======== Data rows ========

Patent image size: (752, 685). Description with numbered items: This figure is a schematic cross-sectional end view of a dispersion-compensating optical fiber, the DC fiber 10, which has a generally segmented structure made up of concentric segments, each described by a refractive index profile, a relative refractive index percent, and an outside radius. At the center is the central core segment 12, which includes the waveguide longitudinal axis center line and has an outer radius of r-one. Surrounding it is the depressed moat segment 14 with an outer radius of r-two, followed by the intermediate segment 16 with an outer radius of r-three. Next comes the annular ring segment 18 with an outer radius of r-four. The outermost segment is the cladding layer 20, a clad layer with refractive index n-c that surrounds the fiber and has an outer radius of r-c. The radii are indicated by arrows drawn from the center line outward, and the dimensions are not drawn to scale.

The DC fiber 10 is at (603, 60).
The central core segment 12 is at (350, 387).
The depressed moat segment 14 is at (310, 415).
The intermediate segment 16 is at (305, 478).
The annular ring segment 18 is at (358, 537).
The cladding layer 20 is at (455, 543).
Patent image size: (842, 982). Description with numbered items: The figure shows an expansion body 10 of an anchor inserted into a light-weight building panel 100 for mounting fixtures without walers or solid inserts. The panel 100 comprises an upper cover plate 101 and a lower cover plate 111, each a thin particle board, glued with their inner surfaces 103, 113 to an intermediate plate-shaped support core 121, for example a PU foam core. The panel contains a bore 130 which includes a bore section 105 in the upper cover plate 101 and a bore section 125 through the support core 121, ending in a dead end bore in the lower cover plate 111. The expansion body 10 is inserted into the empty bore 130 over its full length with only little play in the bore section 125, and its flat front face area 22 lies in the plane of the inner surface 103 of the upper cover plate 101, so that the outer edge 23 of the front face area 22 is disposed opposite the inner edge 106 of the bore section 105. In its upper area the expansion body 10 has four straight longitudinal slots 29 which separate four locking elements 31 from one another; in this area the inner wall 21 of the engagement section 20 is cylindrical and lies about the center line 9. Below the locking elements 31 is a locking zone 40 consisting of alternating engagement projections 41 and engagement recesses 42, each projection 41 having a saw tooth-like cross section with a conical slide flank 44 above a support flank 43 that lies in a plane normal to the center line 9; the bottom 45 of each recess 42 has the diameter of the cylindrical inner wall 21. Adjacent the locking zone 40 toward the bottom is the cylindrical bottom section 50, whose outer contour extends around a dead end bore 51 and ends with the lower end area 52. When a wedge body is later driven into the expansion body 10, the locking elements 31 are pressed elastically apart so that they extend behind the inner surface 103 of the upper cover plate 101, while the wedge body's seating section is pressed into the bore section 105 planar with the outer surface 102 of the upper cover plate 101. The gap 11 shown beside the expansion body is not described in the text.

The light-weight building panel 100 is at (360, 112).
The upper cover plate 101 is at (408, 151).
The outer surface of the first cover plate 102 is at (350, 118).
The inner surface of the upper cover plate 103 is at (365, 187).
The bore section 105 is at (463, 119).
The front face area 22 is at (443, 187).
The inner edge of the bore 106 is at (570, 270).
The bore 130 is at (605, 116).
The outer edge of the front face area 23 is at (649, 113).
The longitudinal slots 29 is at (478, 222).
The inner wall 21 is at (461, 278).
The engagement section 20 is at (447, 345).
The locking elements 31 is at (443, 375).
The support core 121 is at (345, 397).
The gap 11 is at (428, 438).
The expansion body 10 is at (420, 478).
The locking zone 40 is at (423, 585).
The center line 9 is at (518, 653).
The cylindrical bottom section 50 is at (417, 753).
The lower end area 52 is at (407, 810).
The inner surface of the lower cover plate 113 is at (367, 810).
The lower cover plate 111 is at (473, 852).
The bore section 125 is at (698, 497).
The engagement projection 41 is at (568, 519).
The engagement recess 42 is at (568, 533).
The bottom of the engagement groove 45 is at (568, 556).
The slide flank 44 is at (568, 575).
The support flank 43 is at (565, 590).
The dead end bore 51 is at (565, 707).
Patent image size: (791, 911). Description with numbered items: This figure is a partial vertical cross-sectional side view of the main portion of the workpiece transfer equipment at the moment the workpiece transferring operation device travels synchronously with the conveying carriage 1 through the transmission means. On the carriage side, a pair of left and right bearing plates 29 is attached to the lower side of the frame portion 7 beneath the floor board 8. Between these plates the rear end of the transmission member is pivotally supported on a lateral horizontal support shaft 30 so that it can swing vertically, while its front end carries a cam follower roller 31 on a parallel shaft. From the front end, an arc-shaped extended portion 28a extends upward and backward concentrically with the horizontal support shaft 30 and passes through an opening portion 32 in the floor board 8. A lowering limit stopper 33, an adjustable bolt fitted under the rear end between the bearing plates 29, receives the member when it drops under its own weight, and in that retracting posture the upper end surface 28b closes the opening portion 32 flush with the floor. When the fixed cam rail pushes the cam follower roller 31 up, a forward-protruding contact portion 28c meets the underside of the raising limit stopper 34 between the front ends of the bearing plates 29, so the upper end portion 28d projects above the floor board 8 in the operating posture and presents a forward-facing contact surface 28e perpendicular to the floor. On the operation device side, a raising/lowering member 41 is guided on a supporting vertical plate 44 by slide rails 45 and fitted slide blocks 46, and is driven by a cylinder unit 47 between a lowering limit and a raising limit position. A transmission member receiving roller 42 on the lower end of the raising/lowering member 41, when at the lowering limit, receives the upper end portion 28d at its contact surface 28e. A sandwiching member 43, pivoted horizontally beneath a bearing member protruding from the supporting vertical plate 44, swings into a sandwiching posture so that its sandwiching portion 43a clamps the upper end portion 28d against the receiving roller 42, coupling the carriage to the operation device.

========

◆ Task to complete
Relabel every "Patent image size" in the records as "Drawing dimensions", and write out all the records again with nothing else altered.

◆ Response below
Drawing dimensions: (752, 685). Description with numbered items: This figure is a schematic cross-sectional end view of a dispersion-compensating optical fiber, the DC fiber 10, which has a generally segmented structure made up of concentric segments, each described by a refractive index profile, a relative refractive index percent, and an outside radius. At the center is the central core segment 12, which includes the waveguide longitudinal axis center line and has an outer radius of r-one. Surrounding it is the depressed moat segment 14 with an outer radius of r-two, followed by the intermediate segment 16 with an outer radius of r-three. Next comes the annular ring segment 18 with an outer radius of r-four. The outermost segment is the cladding layer 20, a clad layer with refractive index n-c that surrounds the fiber and has an outer radius of r-c. The radii are indicated by arrows drawn from the center line outward, and the dimensions are not drawn to scale.

The DC fiber 10 is at (603, 60).
The central core segment 12 is at (350, 387).
The depressed moat segment 14 is at (310, 415).
The intermediate segment 16 is at (305, 478).
The annular ring segment 18 is at (358, 537).
The cladding layer 20 is at (455, 543).
Drawing dimensions: (842, 982). Description with numbered items: The figure shows an expansion body 10 of an anchor inserted into a light-weight building panel 100 for mounting fixtures without walers or solid inserts. The panel 100 comprises an upper cover plate 101 and a lower cover plate 111, each a thin particle board, glued with their inner surfaces 103, 113 to an intermediate plate-shaped support core 121, for example a PU foam core. The panel contains a bore 130 which includes a bore section 105 in the upper cover plate 101 and a bore section 125 through the support core 121, ending in a dead end bore in the lower cover plate 111. The expansion body 10 is inserted into the empty bore 130 over its full length with only little play in the bore section 125, and its flat front face area 22 lies in the plane of the inner surface 103 of the upper cover plate 101, so that the outer edge 23 of the front face area 22 is disposed opposite the inner edge 106 of the bore section 105. In its upper area the expansion body 10 has four straight longitudinal slots 29 which separate four locking elements 31 from one another; in this area the inner wall 21 of the engagement section 20 is cylindrical and lies about the center line 9. Below the locking elements 31 is a locking zone 40 consisting of alternating engagement projections 41 and engagement recesses 42, each projection 41 having a saw tooth-like cross section with a conical slide flank 44 above a support flank 43 that lies in a plane normal to the center line 9; the bottom 45 of each recess 42 has the diameter of the cylindrical inner wall 21. Adjacent the locking zone 40 toward the bottom is the cylindrical bottom section 50, whose outer contour extends around a dead end bore 51 and ends with the lower end area 52. When a wedge body is later driven into the expansion body 10, the locking elements 31 are pressed elastically apart so that they extend behind the inner surface 103 of the upper cover plate 101, while the wedge body's seating section is pressed into the bore section 105 planar with the outer surface 102 of the upper cover plate 101. The gap 11 shown beside the expansion body is not described in the text.

The light-weight building panel 100 is at (360, 112).
The upper cover plate 101 is at (408, 151).
The outer surface of the first cover plate 102 is at (350, 118).
The inner surface of the upper cover plate 103 is at (365, 187).
The bore section 105 is at (463, 119).
The front face area 22 is at (443, 187).
The inner edge of the bore 106 is at (570, 270).
The bore 130 is at (605, 116).
The outer edge of the front face area 23 is at (649, 113).
The longitudinal slots 29 is at (478, 222).
The inner wall 21 is at (461, 278).
The engagement section 20 is at (447, 345).
The locking elements 31 is at (443, 375).
The support core 121 is at (345, 397).
The gap 11 is at (428, 438).
The expansion body 10 is at (420, 478).
The locking zone 40 is at (423, 585).
The center line 9 is at (518, 653).
The cylindrical bottom section 50 is at (417, 753).
The lower end area 52 is at (407, 810).
The inner surface of the lower cover plate 113 is at (367, 810).
The lower cover plate 111 is at (473, 852).
The bore section 125 is at (698, 497).
The engagement projection 41 is at (568, 519).
The engagement recess 42 is at (568, 533).
The bottom of the engagement groove 45 is at (568, 556).
The slide flank 44 is at (568, 575).
The support flank 43 is at (565, 590).
The dead end bore 51 is at (565, 707).
Drawing dimensions: (791, 911). Description with numbered items: This figure is a partial vertical cross-sectional side view of the main portion of the workpiece transfer equipment at the moment the workpiece transferring operation device travels synchronously with the conveying carriage 1 through the transmission means. On the carriage side, a pair of left and right bearing plates 29 is attached to the lower side of the frame portion 7 beneath the floor board 8. Between these plates the rear end of the transmission member is pivotally supported on a lateral horizontal support shaft 30 so that it can swing vertically, while its front end carries a cam follower roller 31 on a parallel shaft. From the front end, an arc-shaped extended portion 28a extends upward and backward concentrically with the horizontal support shaft 30 and passes through an opening portion 32 in the floor board 8. A lowering limit stopper 33, an adjustable bolt fitted under the rear end between the bearing plates 29, receives the member when it drops under its own weight, and in that retracting posture the upper end surface 28b closes the opening portion 32 flush with the floor. When the fixed cam rail pushes the cam follower roller 31 up, a forward-protruding contact portion 28c meets the underside of the raising limit stopper 34 between the front ends of the bearing plates 29, so the upper end portion 28d projects above the floor board 8 in the operating posture and presents a forward-facing contact surface 28e perpendicular to the floor. On the operation device side, a raising/lowering member 41 is guided on a supporting vertical plate 44 by slide rails 45 and fitted slide blocks 46, and is driven by a cylinder unit 47 between a lowering limit and a raising limit position. A transmission member receiving roller 42 on the lower end of the raising/lowering member 41, when at the lowering limit, receives the upper end portion 28d at its contact surface 28e. A sandwiching member 43, pivoted horizontally beneath a bearing member protruding from the supporting vertical plate 44, swings into a sandwiching posture so that its sandwiching portion 43a clamps the upper end portion 28d against the receiving roller 42, coupling the carriage to the operation device.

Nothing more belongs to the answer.